#### Given problem
Write out the data below in full. Keep it exact.

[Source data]
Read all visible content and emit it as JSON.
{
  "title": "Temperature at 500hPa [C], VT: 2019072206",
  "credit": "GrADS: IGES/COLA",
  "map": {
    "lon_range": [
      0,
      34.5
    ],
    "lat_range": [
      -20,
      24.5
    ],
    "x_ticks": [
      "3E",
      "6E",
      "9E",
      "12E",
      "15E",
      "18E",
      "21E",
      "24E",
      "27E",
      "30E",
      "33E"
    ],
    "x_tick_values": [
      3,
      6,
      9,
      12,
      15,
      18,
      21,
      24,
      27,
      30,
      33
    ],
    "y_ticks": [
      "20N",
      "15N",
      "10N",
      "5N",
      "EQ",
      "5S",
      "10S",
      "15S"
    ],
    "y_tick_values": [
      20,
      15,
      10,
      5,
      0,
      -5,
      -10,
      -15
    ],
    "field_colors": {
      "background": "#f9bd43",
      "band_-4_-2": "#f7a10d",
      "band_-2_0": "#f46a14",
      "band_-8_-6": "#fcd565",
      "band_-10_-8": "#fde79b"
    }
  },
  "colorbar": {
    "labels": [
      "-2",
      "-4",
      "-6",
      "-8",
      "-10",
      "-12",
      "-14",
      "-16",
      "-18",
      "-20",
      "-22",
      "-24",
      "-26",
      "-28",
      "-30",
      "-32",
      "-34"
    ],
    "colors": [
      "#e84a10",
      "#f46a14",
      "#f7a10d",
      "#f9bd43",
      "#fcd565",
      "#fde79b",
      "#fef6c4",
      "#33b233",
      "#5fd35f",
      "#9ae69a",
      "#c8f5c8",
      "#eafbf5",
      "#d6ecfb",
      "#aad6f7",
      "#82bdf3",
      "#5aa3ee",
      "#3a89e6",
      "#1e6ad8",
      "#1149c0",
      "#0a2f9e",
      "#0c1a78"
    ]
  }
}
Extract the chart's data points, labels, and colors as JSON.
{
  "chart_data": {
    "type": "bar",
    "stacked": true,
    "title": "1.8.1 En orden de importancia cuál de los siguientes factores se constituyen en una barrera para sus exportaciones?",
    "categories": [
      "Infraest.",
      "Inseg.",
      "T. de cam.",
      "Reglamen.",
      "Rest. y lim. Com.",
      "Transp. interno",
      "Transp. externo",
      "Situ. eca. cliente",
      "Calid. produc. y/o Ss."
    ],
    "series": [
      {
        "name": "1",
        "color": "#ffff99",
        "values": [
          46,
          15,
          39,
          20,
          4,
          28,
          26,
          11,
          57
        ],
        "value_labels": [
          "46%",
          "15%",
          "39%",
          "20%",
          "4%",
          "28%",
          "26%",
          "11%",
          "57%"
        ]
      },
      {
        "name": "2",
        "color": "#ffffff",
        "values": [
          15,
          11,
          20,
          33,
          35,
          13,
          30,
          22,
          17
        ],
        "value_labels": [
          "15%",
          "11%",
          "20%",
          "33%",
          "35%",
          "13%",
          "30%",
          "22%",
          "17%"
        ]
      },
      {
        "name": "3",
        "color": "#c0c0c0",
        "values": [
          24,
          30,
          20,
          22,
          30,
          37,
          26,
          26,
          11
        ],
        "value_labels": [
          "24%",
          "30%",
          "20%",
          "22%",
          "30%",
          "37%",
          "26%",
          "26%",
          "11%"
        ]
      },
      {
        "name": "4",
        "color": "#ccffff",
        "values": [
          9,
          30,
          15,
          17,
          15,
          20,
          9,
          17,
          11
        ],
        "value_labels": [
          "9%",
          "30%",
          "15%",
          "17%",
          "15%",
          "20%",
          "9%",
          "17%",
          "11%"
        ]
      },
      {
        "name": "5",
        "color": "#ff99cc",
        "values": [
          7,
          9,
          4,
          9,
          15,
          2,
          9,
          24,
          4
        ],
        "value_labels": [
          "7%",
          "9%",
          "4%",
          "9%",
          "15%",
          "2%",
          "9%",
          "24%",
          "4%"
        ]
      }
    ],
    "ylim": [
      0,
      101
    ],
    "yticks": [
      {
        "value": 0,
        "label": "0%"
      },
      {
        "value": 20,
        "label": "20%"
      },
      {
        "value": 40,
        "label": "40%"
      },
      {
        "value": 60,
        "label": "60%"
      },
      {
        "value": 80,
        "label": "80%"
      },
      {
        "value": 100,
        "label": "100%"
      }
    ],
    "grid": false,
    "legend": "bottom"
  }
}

#### Response to the task
Read all visible content and emit it as JSON.
{
  "title": "Temperature at 500hPa [C], VT: 2019072206",
  "credit": "GrADS: IGES/COLA",
  "map": {
    "lon_range": [
      0,
      34.5
    ],
    "lat_range": [
      -20,
      24.5
    ],
    "x_ticks": [
      "3E",
      "6E",
      "9E",
      "12E",
      "15E",
      "18E",
      "21E",
      "24E",
      "27E",
      "30E",
      "33E"
    ],
    "x_tick_values": [
      3,
      6,
      9,
      12,
      15,
      18,
      21,
      24,
      27,
      30,
      33
    ],
    "y_ticks": [
      "20N",
      "15N",
      "10N",
      "5N",
      "EQ",
      "5S",
      "10S",
      "15S"
    ],
    "y_tick_values": [
      20,
      15,
      10,
      5,
      0,
      -5,
      -10,
      -15
    ],
    "field_colors": {
      "background": "#f9bd43",
      "band_-4_-2": "#f7a10d",
      "band_-2_0": "#f46a14",
      "band_-8_-6": "#fcd565",
      "band_-10_-8": "#fde79b"
    }
  },
  "colorbar": {
    "labels": [
      "-2",
      "-4",
      "-6",
      "-8",
      "-10",
      "-12",
      "-14",
      "-16",
      "-18",
      "-20",
      "-22",
      "-24",
      "-26",
      "-28",
      "-30",
      "-32",
      "-34"
    ],
    "colors": [
      "#e84a10",
      "#f46a14",
      "#f7a10d",
      "#f9bd43",
      "#fcd565",
      "#fde79b",
      "#fef6c4",
      "#33b233",
      "#5fd35f",
      "#9ae69a",
      "#c8f5c8",
      "#eafbf5",
      "#d6ecfb",
      "#aad6f7",
      "#82bdf3",
      "#5aa3ee",
      "#3a89e6",
      "#1e6ad8",
      "#1149c0",
      "#0a2f9e",
      "#0c1a78"
    ]
  }
}
Extract the chart's data points, labels, and colors as JSON.
{
  "chart_data": {
    "type": "bar",
    "stacked": true,
    "title": "1.8.1 En orden de importancia cuál de los siguientes factores se constituyen en una barrera para sus exportaciones?",
    "categories": [
      "Infraest.",
      "Inseg.",
      "T. de cam.",
      "Reglamen.",
      "Rest. y lim. Com.",
      "Transp. interno",
      "Transp. externo",
      "Situ. eca. cliente",
      "Calid. produc. y/o Ss."
    ],
    "series": [
      {
        "name": "1",
        "color": "#ffff99",
        "values": [
          46,
          15,
          39,
          20,
          4,
          28,
          26,
          11,
          57
        ],
        "value_labels": [
          "46%",
          "15%",
          "39%",
          "20%",
          "4%",
          "28%",
          "26%",
          "11%",
          "57%"
        ]
      },
      {
        "name": "2",
        "color": "#ffffff",
        "values": [
          15,
          11,
          20,
          33,
          35,
          13,
          30,
          22,
          17
        ],
        "value_labels": [
          "15%",
          "11%",
          "20%",
          "33%",
          "35%",
          "13%",
          "30%",
          "22%",
          "17%"
        ]
      },
      {
        "name": "3",
        "color": "#c0c0c0",
        "values": [
          24,
          30,
          20,
          22,
          30,
          37,
          26,
          26,
          11
        ],
        "value_labels": [
          "24%",
          "30%",
          "20%",
          "22%",
          "30%",
          "37%",
          "26%",
          "26%",
          "11%"
        ]
      },
      {
        "name": "4",
        "color": "#ccffff",
        "values": [
          9,
          30,
          15,
          17,
          15,
          20,
          9,
          17,
          11
        ],
        "value_labels": [
          "9%",
          "30%",
          "15%",
          "17%",
          "15%",
          "20%",
          "9%",
          "17%",
          "11%"
        ]
      },
      {
        "name": "5",
        "color": "#ff99cc",
        "values": [
          7,
          9,
          4,
          9,
          15,
          2,
          9,
          24,
          4
        ],
        "value_labels": [
          "7%",
          "9%",
          "4%",
          "9%",
          "15%",
          "2%",
          "9%",
          "24%",
          "4%"
        ]
      }
    ],
    "ylim": [
      0,
      101
    ],
    "yticks": [
      {
        "value": 0,
        "label": "0%"
      },
      {
        "value": 20,
        "label": "20%"
      },
      {
        "value": 40,
        "label": "40%"
      },
      {
        "value": 60,
        "label": "60%"
      },
      {
        "value": 80,
        "label": "80%"
      },
      {
        "value": 100,
        "label": "100%"
      }
    ],
    "grid": false,
    "legend": "bottom"
  }
}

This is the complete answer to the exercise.